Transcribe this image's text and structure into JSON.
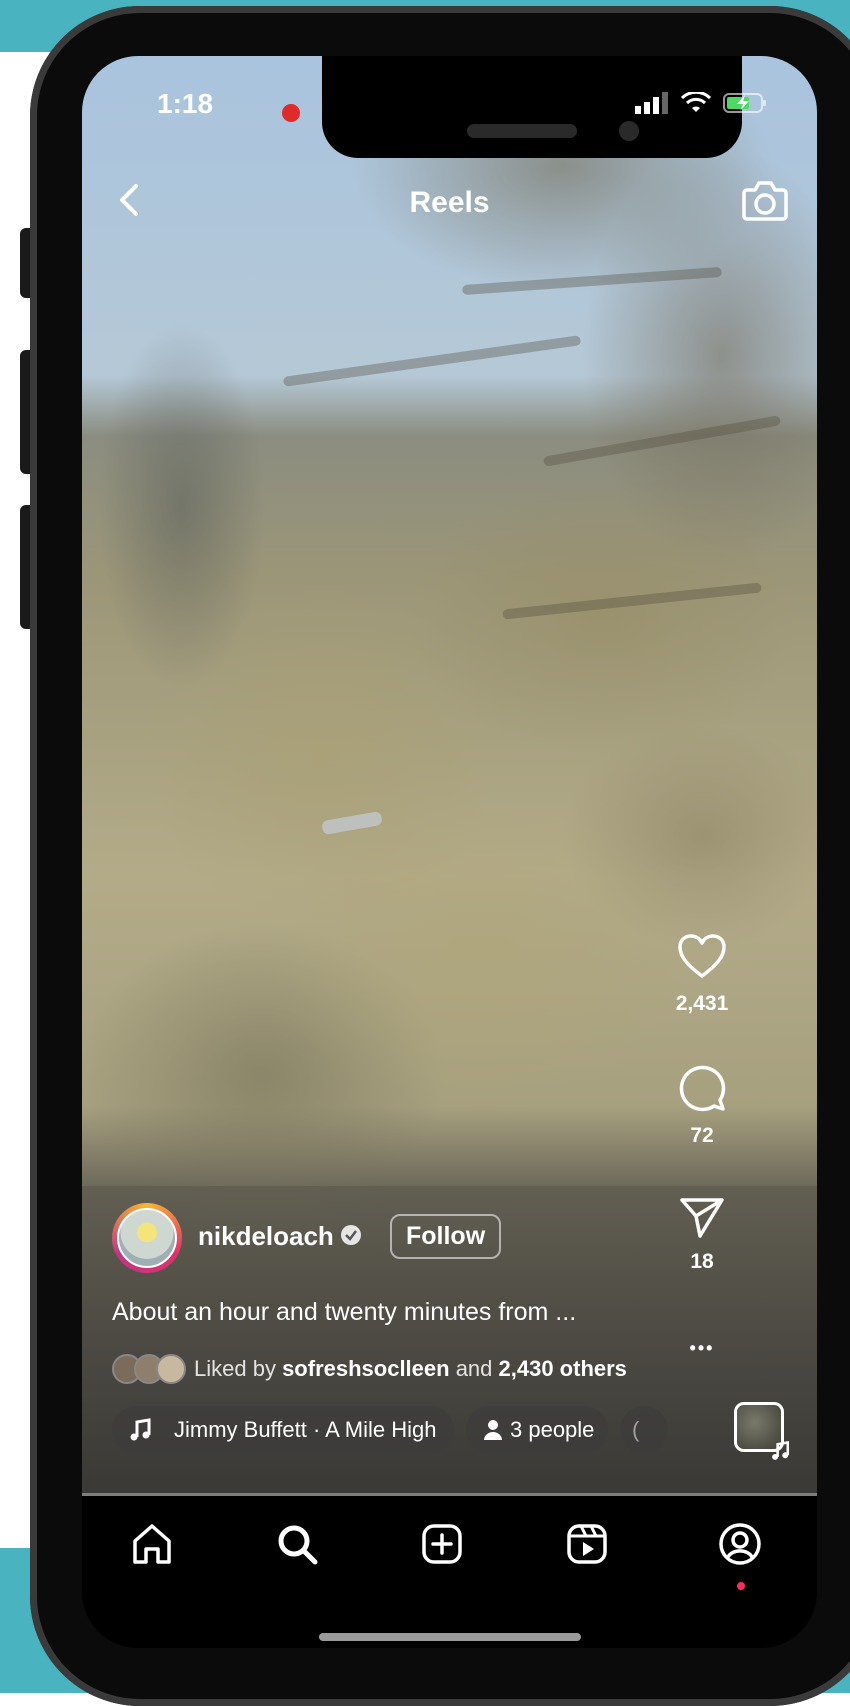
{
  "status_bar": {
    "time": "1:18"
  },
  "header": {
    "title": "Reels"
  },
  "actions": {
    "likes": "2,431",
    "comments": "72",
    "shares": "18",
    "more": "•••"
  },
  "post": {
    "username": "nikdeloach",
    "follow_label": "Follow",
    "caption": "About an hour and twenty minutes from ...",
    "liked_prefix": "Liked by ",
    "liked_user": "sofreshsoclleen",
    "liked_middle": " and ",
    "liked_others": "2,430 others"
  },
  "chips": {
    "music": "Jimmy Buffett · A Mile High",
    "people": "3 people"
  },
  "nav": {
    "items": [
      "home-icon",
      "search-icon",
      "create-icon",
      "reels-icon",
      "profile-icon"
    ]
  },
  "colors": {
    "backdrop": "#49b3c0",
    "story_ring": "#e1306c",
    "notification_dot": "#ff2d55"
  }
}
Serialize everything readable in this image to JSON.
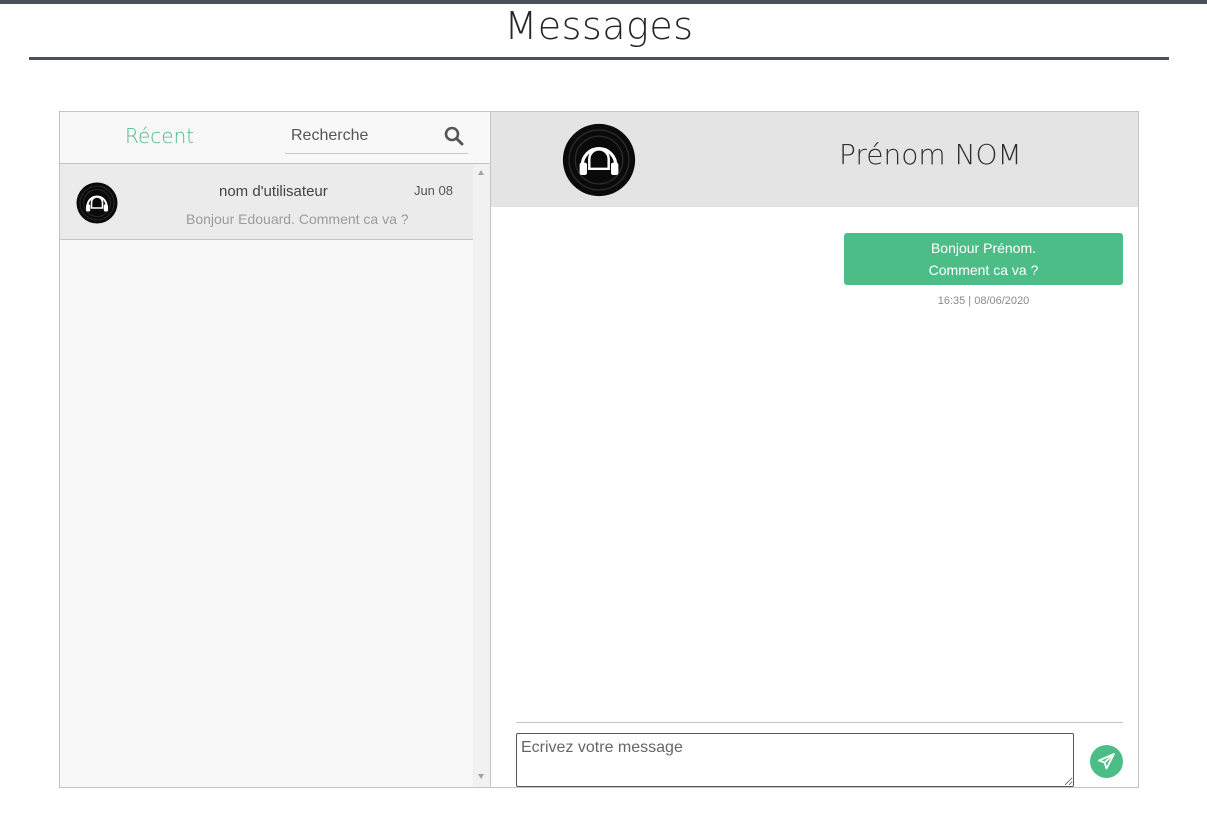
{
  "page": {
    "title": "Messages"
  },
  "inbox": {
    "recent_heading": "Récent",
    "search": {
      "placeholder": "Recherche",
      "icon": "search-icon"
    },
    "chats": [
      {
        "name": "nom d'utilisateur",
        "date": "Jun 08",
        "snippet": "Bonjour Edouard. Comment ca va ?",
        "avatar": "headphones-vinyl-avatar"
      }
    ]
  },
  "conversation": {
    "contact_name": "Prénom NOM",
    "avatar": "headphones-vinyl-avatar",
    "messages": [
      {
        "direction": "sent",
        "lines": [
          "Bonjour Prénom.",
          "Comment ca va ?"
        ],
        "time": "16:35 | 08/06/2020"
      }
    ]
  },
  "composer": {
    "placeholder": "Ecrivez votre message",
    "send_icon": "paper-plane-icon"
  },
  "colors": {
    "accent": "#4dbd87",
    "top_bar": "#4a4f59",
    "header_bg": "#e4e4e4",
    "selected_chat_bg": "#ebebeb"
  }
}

• • • • •

→ **TASK BRIEF**: Copy each line of the entries that includes the word "headphones".

→ **FINAL ANSWER**:
        "avatar": "headphones-vinyl-avatar"
    "avatar": "headphones-vinyl-avatar",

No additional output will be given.